GIVEN EXERCISE: Please copy the records below exactly as they appear.

RECORD LIST:
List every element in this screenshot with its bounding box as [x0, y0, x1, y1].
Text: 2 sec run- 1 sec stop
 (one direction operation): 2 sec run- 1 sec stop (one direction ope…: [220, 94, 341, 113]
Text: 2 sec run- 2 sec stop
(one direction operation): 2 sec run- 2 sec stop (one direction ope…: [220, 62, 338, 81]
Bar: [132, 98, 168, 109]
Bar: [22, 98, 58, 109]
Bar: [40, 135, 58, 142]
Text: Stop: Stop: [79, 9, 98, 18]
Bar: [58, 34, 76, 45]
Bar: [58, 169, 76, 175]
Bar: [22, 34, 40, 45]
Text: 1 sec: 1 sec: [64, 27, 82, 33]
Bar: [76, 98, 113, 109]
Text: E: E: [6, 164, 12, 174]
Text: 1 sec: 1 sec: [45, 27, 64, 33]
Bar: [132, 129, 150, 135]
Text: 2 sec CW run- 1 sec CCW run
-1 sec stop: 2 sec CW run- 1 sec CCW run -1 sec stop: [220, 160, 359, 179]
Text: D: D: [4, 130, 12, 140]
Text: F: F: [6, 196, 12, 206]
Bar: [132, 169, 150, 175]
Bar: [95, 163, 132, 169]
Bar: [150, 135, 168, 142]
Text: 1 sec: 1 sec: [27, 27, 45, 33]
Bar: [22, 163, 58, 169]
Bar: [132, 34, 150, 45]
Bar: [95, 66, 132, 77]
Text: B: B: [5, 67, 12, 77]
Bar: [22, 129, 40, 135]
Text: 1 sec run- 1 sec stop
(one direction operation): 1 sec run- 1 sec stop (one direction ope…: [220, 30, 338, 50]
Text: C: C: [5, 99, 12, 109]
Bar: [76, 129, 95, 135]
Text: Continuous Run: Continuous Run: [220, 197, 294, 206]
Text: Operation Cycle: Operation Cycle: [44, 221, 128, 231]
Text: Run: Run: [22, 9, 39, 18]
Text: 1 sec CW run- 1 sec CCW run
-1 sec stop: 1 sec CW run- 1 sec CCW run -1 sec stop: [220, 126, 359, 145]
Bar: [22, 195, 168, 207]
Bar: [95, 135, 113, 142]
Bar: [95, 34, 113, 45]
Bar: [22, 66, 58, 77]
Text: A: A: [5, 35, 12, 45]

EXERCISE ANSWER:
List every element in this screenshot with its bounding box as [x0, y0, x1, y1].
Text: 2 sec run- 1 sec stop
 (one direction operation): 2 sec run- 1 sec stop (one direction ope…: [220, 94, 341, 113]
Text: 2 sec run- 2 sec stop
(one direction operation): 2 sec run- 2 sec stop (one direction ope…: [220, 62, 338, 81]
Bar: [132, 98, 168, 109]
Bar: [22, 98, 58, 109]
Bar: [40, 135, 58, 142]
Text: Stop: Stop: [79, 9, 98, 18]
Bar: [58, 34, 76, 45]
Bar: [58, 169, 76, 175]
Bar: [22, 34, 40, 45]
Text: 1 sec: 1 sec: [64, 27, 82, 33]
Bar: [76, 98, 113, 109]
Text: E: E: [6, 164, 12, 174]
Text: 1 sec: 1 sec: [45, 27, 64, 33]
Bar: [132, 129, 150, 135]
Text: 2 sec CW run- 1 sec CCW run
-1 sec stop: 2 sec CW run- 1 sec CCW run -1 sec stop: [220, 160, 359, 179]
Text: D: D: [4, 130, 12, 140]
Text: F: F: [6, 196, 12, 206]
Bar: [132, 169, 150, 175]
Bar: [95, 163, 132, 169]
Bar: [150, 135, 168, 142]
Text: 1 sec: 1 sec: [27, 27, 45, 33]
Bar: [22, 163, 58, 169]
Bar: [132, 34, 150, 45]
Bar: [95, 66, 132, 77]
Text: B: B: [5, 67, 12, 77]
Bar: [22, 129, 40, 135]
Text: 1 sec run- 1 sec stop
(one direction operation): 1 sec run- 1 sec stop (one direction ope…: [220, 30, 338, 50]
Text: C: C: [5, 99, 12, 109]
Bar: [76, 129, 95, 135]
Text: Continuous Run: Continuous Run: [220, 197, 294, 206]
Text: Operation Cycle: Operation Cycle: [44, 221, 128, 231]
Text: Run: Run: [22, 9, 39, 18]
Text: 1 sec CW run- 1 sec CCW run
-1 sec stop: 1 sec CW run- 1 sec CCW run -1 sec stop: [220, 126, 359, 145]
Bar: [22, 195, 168, 207]
Bar: [95, 135, 113, 142]
Bar: [95, 34, 113, 45]
Bar: [22, 66, 58, 77]
Text: A: A: [5, 35, 12, 45]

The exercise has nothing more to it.